SET TASK
Copy out the listing in full, exactly as written, but not its pictures.

INPUT ROWS
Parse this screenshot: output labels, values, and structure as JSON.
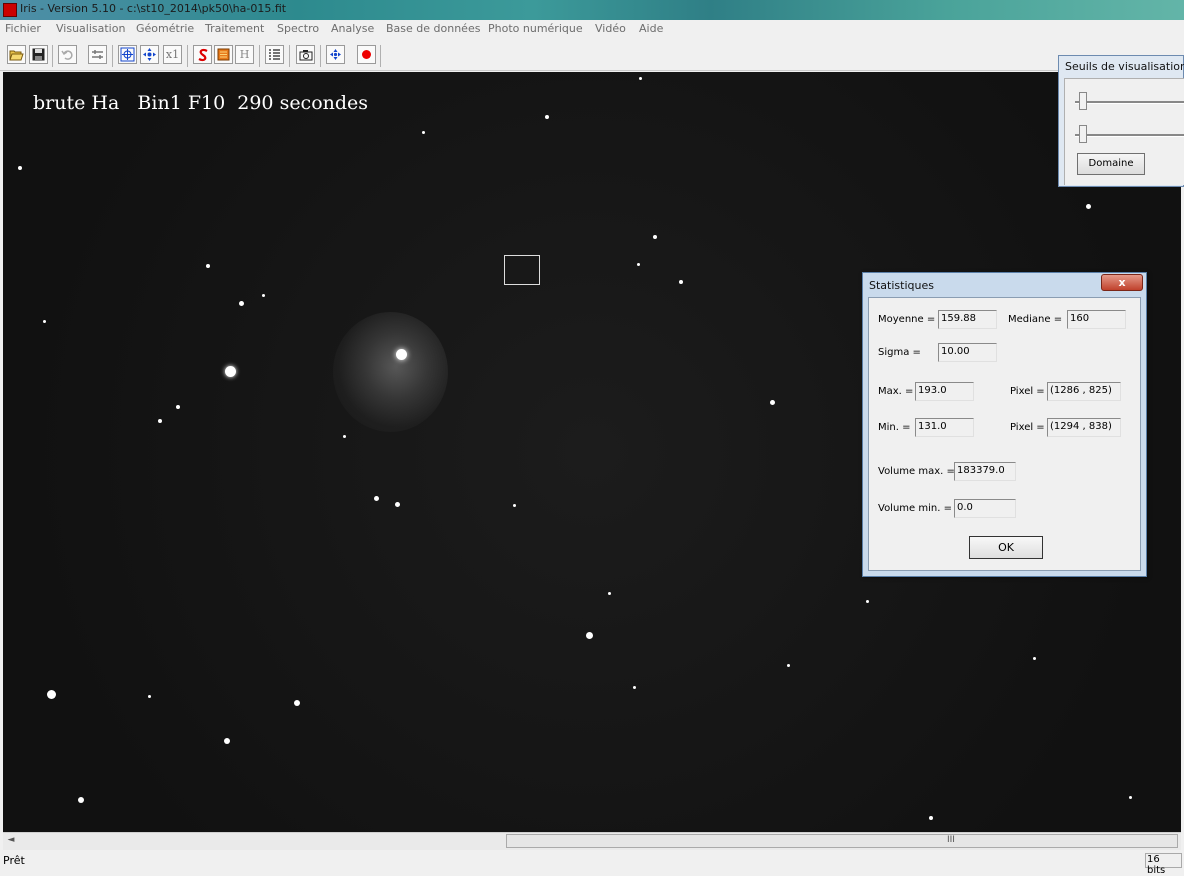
{
  "window": {
    "title": "Iris - Version 5.10 - c:\\st10_2014\\pk50\\ha-015.fit"
  },
  "menu": [
    "Fichier",
    "Visualisation",
    "Géométrie",
    "Traitement",
    "Spectro",
    "Analyse",
    "Base de données",
    "Photo numérique",
    "Vidéo",
    "Aide"
  ],
  "toolbar": {
    "icons": [
      "open-folder-icon",
      "save-icon",
      "undo-icon",
      "threshold-icon",
      "zoom-in-icon",
      "pan-icon",
      "zoom-1x-icon",
      "spectrum-icon",
      "palette-icon",
      "histogram-icon",
      "console-icon",
      "camera-icon",
      "center-icon",
      "record-icon"
    ],
    "zoom_1x_label": "x1",
    "histogram_label": "H"
  },
  "image": {
    "overlay_text": "brute Ha   Bin1 F10  290 secondes"
  },
  "seuils": {
    "title": "Seuils de visualisation",
    "domaine_label": "Domaine"
  },
  "stats": {
    "title": "Statistiques",
    "close_label": "x",
    "moyenne_label": "Moyenne =",
    "moyenne_value": "159.88",
    "mediane_label": "Mediane =",
    "mediane_value": "160",
    "sigma_label": "Sigma =",
    "sigma_value": "10.00",
    "max_label": "Max. =",
    "max_value": "193.0",
    "max_pixel_label": "Pixel =",
    "max_pixel_value": "(1286 , 825)",
    "min_label": "Min. =",
    "min_value": "131.0",
    "min_pixel_label": "Pixel =",
    "min_pixel_value": "(1294 , 838)",
    "volmax_label": "Volume max. =",
    "volmax_value": "183379.0",
    "volmin_label": "Volume min. =",
    "volmin_value": "0.0",
    "ok_label": "OK"
  },
  "scrollbar": {
    "left_arrow": "◄",
    "grip": "III"
  },
  "status": {
    "left": "Prêt",
    "right": "16 bits"
  },
  "colors": {
    "titlebar": "#2d8a8e",
    "image_background": "#141414",
    "dialog_frame": "#c9daec",
    "close_button": "#c0412c"
  }
}
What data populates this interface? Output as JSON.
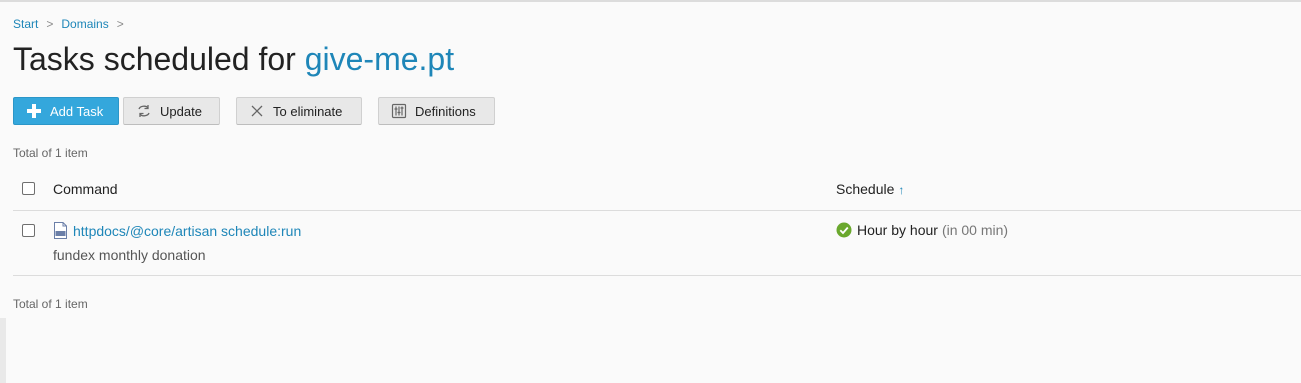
{
  "breadcrumb": {
    "items": [
      "Start",
      "Domains"
    ],
    "separator": ">"
  },
  "page": {
    "title_prefix": "Tasks scheduled for",
    "domain": "give-me.pt"
  },
  "toolbar": {
    "add_label": "Add Task",
    "update_label": "Update",
    "eliminate_label": "To eliminate",
    "definitions_label": "Definitions"
  },
  "summary": {
    "top": "Total of 1 item",
    "bottom": "Total of 1 item"
  },
  "table": {
    "columns": {
      "command": "Command",
      "schedule": "Schedule",
      "sort_indicator": "↑"
    },
    "rows": [
      {
        "command": "httpdocs/@core/artisan schedule:run",
        "description": "fundex monthly donation",
        "schedule": "Hour by hour",
        "schedule_hint": "(in 00 min)",
        "status_icon": "check-circle-icon",
        "file_icon": "php-file-icon"
      }
    ]
  },
  "colors": {
    "link": "#1e86b8",
    "primary_button": "#34a7dc",
    "success": "#6aa82d"
  }
}
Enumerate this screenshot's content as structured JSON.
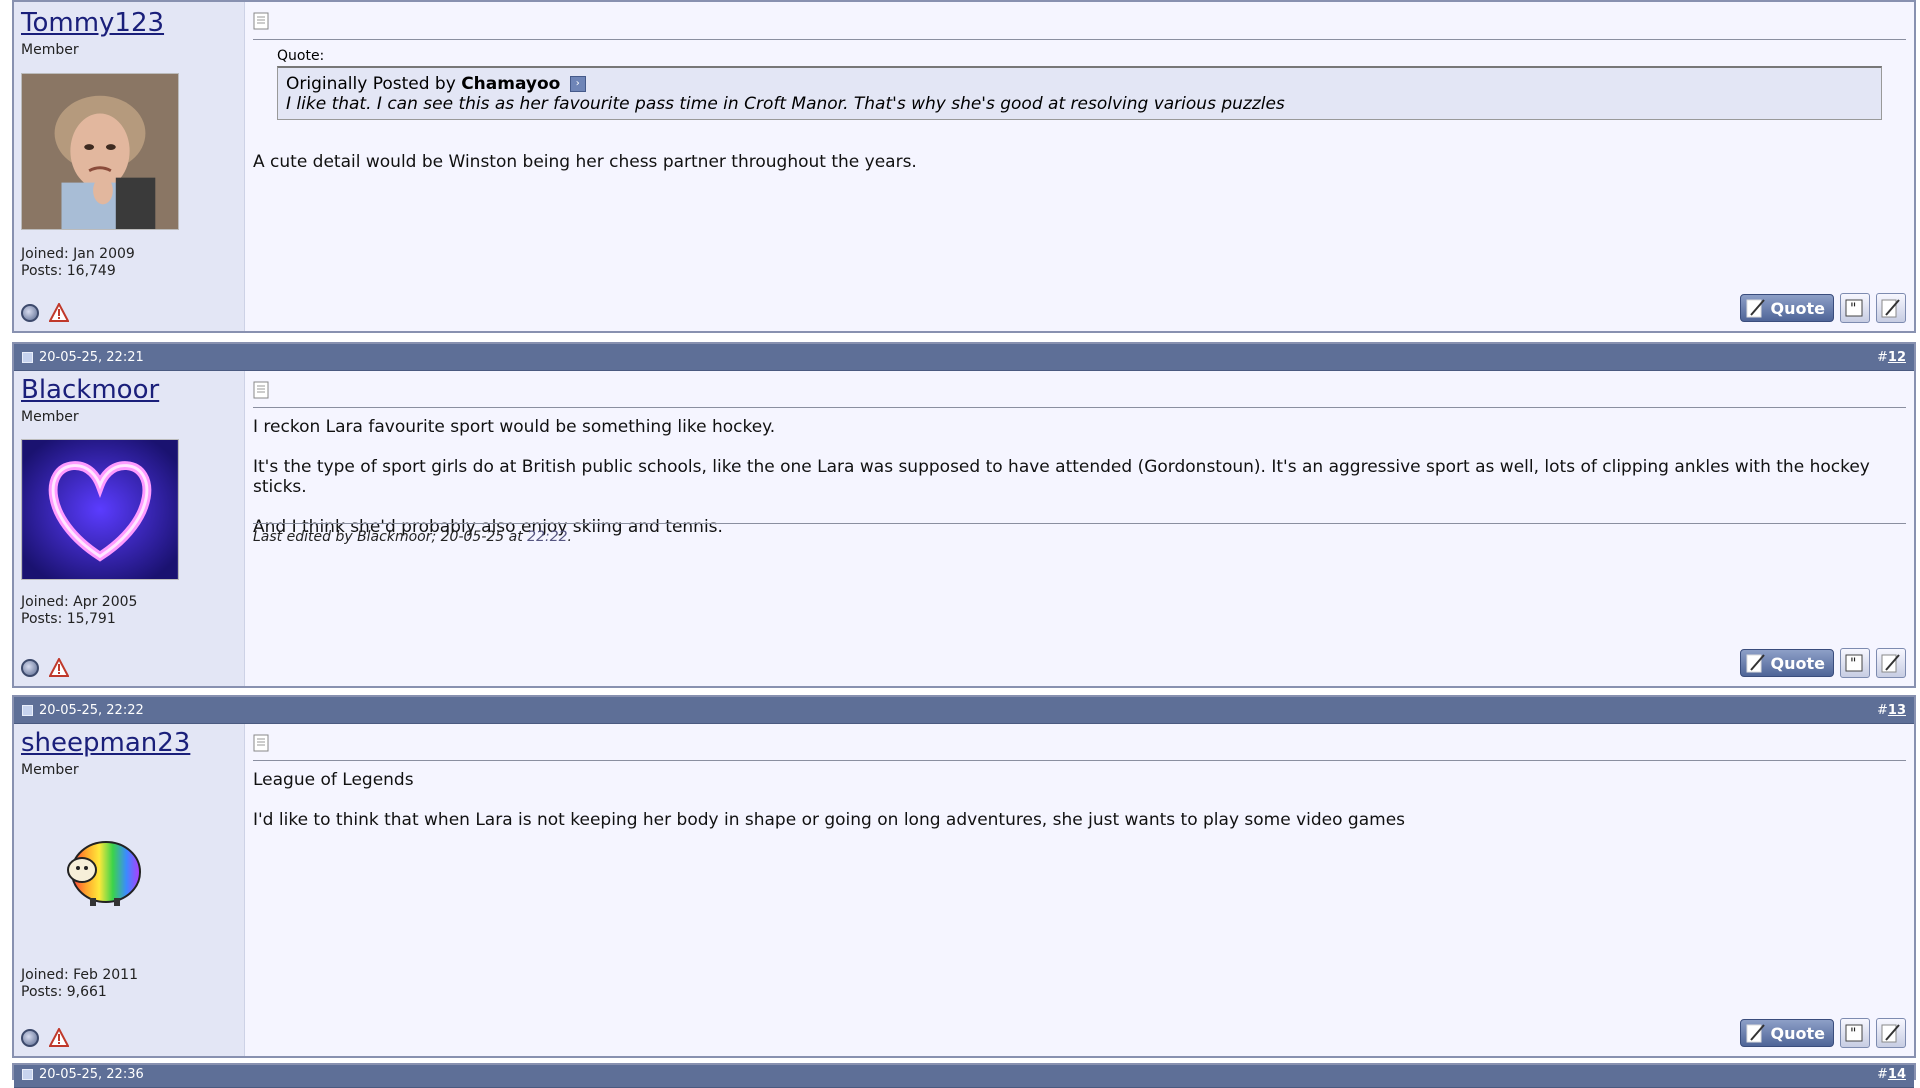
{
  "posts": [
    {
      "username": "Tommy123",
      "role": "Member",
      "joined": "Joined: Jan 2009",
      "posts": "Posts: 16,749",
      "quote": {
        "label": "Quote:",
        "originally_prefix": "Originally Posted by",
        "author": "Chamayoo",
        "text": "I like that. I can see this as her favourite pass time in Croft Manor. That's why she's good at resolving various puzzles"
      },
      "paragraphs": [
        "A cute detail would be Winston being her chess partner throughout the years."
      ],
      "quote_button": "Quote"
    },
    {
      "date": "20-05-25, 22:21",
      "number_prefix": "#",
      "number": "12",
      "username": "Blackmoor",
      "role": "Member",
      "joined": "Joined: Apr 2005",
      "posts": "Posts: 15,791",
      "paragraphs": [
        "I reckon Lara favourite sport would be something like hockey.",
        "It's the type of sport girls do at British public schools, like the one Lara was supposed to have attended (Gordonstoun). It's an aggressive sport as well, lots of clipping ankles with the hockey sticks.",
        "And I think she'd probably also enjoy skiing and tennis."
      ],
      "edited_prefix": "Last edited by Blackmoor; 20-05-25 at",
      "edited_time": "22:22",
      "edited_suffix": ".",
      "quote_button": "Quote"
    },
    {
      "date": "20-05-25, 22:22",
      "number_prefix": "#",
      "number": "13",
      "username": "sheepman23",
      "role": "Member",
      "joined": "Joined: Feb 2011",
      "posts": "Posts: 9,661",
      "paragraphs": [
        "League of Legends",
        "I'd like to think that when Lara is not keeping her body in shape or going on long adventures, she just wants to play some video games"
      ],
      "quote_button": "Quote"
    },
    {
      "date": "20-05-25, 22:36",
      "number_prefix": "#",
      "number": "14"
    }
  ],
  "colors": {
    "header_bar": "#5e6f97",
    "user_column": "#e3e6f5",
    "message_bg": "#f5f5ff",
    "username_link": "#1a1f7a"
  },
  "icons": [
    "post-icon",
    "document-icon",
    "online-status-icon",
    "report-post-icon",
    "quote-icon",
    "multi-quote-icon",
    "quick-reply-icon",
    "view-post-icon"
  ]
}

WRITTEN RESPONSE
Parse this screenshot: output labels, values, and structure as JSON.
{
  "window": {
    "title": "Iris - Version 5.10 - c:\\st10_2014\\pk50\\ha-015.fit"
  },
  "menu": [
    "Fichier",
    "Visualisation",
    "Géométrie",
    "Traitement",
    "Spectro",
    "Analyse",
    "Base de données",
    "Photo numérique",
    "Vidéo",
    "Aide"
  ],
  "toolbar": {
    "icons": [
      "open-folder-icon",
      "save-icon",
      "undo-icon",
      "threshold-icon",
      "zoom-in-icon",
      "pan-icon",
      "zoom-1x-icon",
      "spectrum-icon",
      "palette-icon",
      "histogram-icon",
      "console-icon",
      "camera-icon",
      "center-icon",
      "record-icon"
    ],
    "zoom_1x_label": "x1",
    "histogram_label": "H"
  },
  "image": {
    "overlay_text": "brute Ha   Bin1 F10  290 secondes"
  },
  "seuils": {
    "title": "Seuils de visualisation",
    "domaine_label": "Domaine"
  },
  "stats": {
    "title": "Statistiques",
    "close_label": "x",
    "moyenne_label": "Moyenne =",
    "moyenne_value": "159.88",
    "mediane_label": "Mediane =",
    "mediane_value": "160",
    "sigma_label": "Sigma =",
    "sigma_value": "10.00",
    "max_label": "Max. =",
    "max_value": "193.0",
    "max_pixel_label": "Pixel =",
    "max_pixel_value": "(1286 , 825)",
    "min_label": "Min. =",
    "min_value": "131.0",
    "min_pixel_label": "Pixel =",
    "min_pixel_value": "(1294 , 838)",
    "volmax_label": "Volume max. =",
    "volmax_value": "183379.0",
    "volmin_label": "Volume min. =",
    "volmin_value": "0.0",
    "ok_label": "OK"
  },
  "scrollbar": {
    "left_arrow": "◄",
    "grip": "III"
  },
  "status": {
    "left": "Prêt",
    "right": "16 bits"
  },
  "colors": {
    "titlebar": "#2d8a8e",
    "image_background": "#141414",
    "dialog_frame": "#c9daec",
    "close_button": "#c0412c"
  }
}
What data populates this interface? Output as JSON.
{
  "breadcrumb": {
    "items": [
      "Start",
      "Domains"
    ],
    "separator": ">"
  },
  "page": {
    "title_prefix": "Tasks scheduled for",
    "domain": "give-me.pt"
  },
  "toolbar": {
    "add_label": "Add Task",
    "update_label": "Update",
    "eliminate_label": "To eliminate",
    "definitions_label": "Definitions"
  },
  "summary": {
    "top": "Total of 1 item",
    "bottom": "Total of 1 item"
  },
  "table": {
    "columns": {
      "command": "Command",
      "schedule": "Schedule",
      "sort_indicator": "↑"
    },
    "rows": [
      {
        "command": "httpdocs/@core/artisan schedule:run",
        "description": "fundex monthly donation",
        "schedule": "Hour by hour",
        "schedule_hint": "(in 00 min)",
        "status_icon": "check-circle-icon",
        "file_icon": "php-file-icon"
      }
    ]
  },
  "colors": {
    "link": "#1e86b8",
    "primary_button": "#34a7dc",
    "success": "#6aa82d"
  }
}
Enumerate this screenshot's content as structured JSON.
{
  "posts": [
    {
      "username": "Tommy123",
      "role": "Member",
      "joined": "Joined: Jan 2009",
      "posts": "Posts: 16,749",
      "quote": {
        "label": "Quote:",
        "originally_prefix": "Originally Posted by",
        "author": "Chamayoo",
        "text": "I like that. I can see this as her favourite pass time in Croft Manor. That's why she's good at resolving various puzzles"
      },
      "paragraphs": [
        "A cute detail would be Winston being her chess partner throughout the years."
      ],
      "quote_button": "Quote"
    },
    {
      "date": "20-05-25, 22:21",
      "number_prefix": "#",
      "number": "12",
      "username": "Blackmoor",
      "role": "Member",
      "joined": "Joined: Apr 2005",
      "posts": "Posts: 15,791",
      "paragraphs": [
        "I reckon Lara favourite sport would be something like hockey.",
        "It's the type of sport girls do at British public schools, like the one Lara was supposed to have attended (Gordonstoun). It's an aggressive sport as well, lots of clipping ankles with the hockey sticks.",
        "And I think she'd probably also enjoy skiing and tennis."
      ],
      "edited_prefix": "Last edited by Blackmoor; 20-05-25 at",
      "edited_time": "22:22",
      "edited_suffix": ".",
      "quote_button": "Quote"
    },
    {
      "date": "20-05-25, 22:22",
      "number_prefix": "#",
      "number": "13",
      "username": "sheepman23",
      "role": "Member",
      "joined": "Joined: Feb 2011",
      "posts": "Posts: 9,661",
      "paragraphs": [
        "League of Legends",
        "I'd like to think that when Lara is not keeping her body in shape or going on long adventures, she just wants to play some video games"
      ],
      "quote_button": "Quote"
    },
    {
      "date": "20-05-25, 22:36",
      "number_prefix": "#",
      "number": "14"
    }
  ],
  "colors": {
    "header_bar": "#5e6f97",
    "user_column": "#e3e6f5",
    "message_bg": "#f5f5ff",
    "username_link": "#1a1f7a"
  },
  "icons": [
    "post-icon",
    "document-icon",
    "online-status-icon",
    "report-post-icon",
    "quote-icon",
    "multi-quote-icon",
    "quick-reply-icon",
    "view-post-icon"
  ]
}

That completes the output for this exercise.